▶ **GOAL**
Go over the entries below line by line, copying each one that contains the word "females".

▶ **RECORDS SHOWN**
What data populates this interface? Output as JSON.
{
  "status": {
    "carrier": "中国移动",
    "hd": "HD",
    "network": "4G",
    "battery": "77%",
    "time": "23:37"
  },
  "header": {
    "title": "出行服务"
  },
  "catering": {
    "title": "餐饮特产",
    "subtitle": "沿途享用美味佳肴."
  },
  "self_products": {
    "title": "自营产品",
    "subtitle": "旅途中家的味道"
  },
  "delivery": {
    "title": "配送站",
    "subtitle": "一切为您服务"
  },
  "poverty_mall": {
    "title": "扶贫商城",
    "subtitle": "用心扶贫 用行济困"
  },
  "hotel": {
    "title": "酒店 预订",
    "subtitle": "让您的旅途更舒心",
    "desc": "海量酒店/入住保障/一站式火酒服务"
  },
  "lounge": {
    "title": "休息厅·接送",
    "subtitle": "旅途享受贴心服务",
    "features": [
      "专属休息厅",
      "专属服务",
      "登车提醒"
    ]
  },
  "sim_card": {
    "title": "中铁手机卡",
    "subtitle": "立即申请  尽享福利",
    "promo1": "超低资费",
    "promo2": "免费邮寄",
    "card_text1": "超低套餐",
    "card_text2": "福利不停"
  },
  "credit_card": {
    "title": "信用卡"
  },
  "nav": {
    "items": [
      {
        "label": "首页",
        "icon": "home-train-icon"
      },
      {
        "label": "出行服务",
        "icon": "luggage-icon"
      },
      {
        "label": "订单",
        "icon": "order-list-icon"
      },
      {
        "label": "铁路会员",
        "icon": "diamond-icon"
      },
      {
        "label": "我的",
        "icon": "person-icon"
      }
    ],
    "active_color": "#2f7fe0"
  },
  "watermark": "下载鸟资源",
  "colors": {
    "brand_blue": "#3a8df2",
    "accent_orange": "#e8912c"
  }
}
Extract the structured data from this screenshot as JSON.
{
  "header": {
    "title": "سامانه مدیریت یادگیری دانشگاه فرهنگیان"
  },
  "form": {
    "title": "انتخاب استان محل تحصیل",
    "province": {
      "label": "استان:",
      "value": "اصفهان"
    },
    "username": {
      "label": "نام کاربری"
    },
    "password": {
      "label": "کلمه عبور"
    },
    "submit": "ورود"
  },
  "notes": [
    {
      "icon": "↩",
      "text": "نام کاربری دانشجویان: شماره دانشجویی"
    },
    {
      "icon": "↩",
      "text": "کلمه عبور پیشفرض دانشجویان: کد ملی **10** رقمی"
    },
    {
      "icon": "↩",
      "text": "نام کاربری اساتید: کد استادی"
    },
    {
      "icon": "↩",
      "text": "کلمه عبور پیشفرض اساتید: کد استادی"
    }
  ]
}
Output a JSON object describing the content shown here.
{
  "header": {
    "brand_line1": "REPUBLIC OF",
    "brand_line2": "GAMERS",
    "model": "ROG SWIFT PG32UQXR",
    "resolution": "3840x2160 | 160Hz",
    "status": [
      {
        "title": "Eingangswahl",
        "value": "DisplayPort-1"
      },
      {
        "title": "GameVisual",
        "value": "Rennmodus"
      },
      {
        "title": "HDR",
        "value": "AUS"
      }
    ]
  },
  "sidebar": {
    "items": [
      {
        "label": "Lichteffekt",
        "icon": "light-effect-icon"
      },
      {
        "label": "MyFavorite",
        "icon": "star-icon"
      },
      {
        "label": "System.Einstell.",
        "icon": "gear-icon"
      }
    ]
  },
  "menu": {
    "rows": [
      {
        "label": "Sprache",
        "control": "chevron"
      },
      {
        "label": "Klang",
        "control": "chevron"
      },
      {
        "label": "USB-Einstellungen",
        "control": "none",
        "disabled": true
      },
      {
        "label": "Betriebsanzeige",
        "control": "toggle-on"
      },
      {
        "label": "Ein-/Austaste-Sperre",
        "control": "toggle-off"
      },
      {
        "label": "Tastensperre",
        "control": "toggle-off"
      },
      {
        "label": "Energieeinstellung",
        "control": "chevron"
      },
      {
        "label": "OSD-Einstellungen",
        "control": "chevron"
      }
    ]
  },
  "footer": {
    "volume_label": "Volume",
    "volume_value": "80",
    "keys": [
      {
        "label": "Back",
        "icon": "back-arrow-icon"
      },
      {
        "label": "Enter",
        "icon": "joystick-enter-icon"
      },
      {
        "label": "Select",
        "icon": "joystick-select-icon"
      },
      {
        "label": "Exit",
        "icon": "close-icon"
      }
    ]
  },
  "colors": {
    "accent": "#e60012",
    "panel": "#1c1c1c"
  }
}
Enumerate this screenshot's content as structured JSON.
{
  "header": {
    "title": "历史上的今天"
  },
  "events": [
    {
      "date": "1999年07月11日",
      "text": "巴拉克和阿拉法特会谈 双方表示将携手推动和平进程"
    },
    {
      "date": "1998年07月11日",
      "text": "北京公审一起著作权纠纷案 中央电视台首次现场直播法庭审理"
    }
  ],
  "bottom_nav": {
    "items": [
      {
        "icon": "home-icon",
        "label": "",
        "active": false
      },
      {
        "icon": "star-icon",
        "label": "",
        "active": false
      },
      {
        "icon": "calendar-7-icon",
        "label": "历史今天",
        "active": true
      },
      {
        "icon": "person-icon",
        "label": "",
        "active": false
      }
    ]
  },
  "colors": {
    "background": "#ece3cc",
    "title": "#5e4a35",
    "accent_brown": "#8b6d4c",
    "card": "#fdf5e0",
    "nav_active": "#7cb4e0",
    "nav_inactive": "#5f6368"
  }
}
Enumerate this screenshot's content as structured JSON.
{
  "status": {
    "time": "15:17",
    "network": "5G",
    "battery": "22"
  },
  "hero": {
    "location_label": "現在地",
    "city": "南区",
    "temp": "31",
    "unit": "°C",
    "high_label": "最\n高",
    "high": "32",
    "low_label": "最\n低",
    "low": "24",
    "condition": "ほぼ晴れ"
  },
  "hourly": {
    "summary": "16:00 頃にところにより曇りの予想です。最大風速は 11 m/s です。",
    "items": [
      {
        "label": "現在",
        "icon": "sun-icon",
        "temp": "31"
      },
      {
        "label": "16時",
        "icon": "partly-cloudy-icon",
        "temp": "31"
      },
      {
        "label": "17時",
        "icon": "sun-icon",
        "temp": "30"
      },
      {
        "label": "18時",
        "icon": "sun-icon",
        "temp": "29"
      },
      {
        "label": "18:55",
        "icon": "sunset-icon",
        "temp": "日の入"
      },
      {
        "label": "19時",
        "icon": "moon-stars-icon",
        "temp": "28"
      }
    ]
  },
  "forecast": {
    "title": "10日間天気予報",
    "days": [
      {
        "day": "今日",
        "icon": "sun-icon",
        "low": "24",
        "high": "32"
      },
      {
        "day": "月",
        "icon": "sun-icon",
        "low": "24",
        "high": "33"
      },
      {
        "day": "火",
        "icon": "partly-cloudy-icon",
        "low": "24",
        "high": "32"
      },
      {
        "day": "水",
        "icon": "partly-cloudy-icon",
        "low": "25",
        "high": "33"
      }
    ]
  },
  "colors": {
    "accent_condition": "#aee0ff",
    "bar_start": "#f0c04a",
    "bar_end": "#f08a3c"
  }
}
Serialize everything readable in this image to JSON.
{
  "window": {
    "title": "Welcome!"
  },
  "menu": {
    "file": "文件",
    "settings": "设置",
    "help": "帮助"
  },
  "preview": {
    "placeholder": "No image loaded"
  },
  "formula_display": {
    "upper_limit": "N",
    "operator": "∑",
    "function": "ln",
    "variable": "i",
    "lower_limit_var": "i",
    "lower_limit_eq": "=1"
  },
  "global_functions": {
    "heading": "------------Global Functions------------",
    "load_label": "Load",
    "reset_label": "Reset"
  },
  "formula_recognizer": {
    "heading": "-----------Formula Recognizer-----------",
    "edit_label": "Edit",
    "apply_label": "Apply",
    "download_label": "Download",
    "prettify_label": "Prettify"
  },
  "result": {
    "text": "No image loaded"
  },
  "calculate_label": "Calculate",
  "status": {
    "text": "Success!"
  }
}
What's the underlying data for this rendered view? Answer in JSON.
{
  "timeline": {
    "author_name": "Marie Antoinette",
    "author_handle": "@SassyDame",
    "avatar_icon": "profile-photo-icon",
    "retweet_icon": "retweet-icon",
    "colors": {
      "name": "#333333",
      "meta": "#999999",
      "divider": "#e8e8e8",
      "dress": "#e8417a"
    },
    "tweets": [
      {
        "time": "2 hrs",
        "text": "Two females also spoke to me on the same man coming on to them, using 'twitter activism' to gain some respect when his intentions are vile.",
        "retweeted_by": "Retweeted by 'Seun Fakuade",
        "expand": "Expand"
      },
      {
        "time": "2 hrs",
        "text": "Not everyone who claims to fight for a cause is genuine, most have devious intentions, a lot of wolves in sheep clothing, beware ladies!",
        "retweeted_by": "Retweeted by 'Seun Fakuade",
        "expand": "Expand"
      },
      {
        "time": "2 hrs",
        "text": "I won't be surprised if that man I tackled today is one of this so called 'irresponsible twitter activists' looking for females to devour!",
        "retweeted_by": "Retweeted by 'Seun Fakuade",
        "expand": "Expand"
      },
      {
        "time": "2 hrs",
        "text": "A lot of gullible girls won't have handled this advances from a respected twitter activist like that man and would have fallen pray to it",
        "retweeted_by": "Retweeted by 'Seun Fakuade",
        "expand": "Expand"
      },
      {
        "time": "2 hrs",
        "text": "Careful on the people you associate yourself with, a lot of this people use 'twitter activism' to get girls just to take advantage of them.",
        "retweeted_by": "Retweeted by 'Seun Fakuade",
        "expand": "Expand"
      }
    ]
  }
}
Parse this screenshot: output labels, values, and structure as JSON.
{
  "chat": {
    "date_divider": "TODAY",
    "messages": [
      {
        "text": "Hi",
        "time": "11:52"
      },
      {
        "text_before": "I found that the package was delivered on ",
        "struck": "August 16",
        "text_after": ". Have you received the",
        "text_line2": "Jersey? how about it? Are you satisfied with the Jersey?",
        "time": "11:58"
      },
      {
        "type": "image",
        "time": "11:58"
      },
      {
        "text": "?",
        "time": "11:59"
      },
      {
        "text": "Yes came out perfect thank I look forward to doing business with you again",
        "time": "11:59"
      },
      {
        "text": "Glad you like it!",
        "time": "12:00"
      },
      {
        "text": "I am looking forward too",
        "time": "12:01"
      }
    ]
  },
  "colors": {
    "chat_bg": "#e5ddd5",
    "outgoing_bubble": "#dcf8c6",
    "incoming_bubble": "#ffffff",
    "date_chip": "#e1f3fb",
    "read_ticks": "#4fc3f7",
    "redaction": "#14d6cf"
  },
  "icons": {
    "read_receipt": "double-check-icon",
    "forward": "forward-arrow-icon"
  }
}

▶ **COMPLETED TASK**
        "text": "Two females also spoke to me on the same man coming on to them, using 'twitter activism' to gain some respect when his intentions are vile.",
        "text": "I won't be surprised if that man I tackled today is one of this so called 'irresponsible twitter activists' looking for females to devour!",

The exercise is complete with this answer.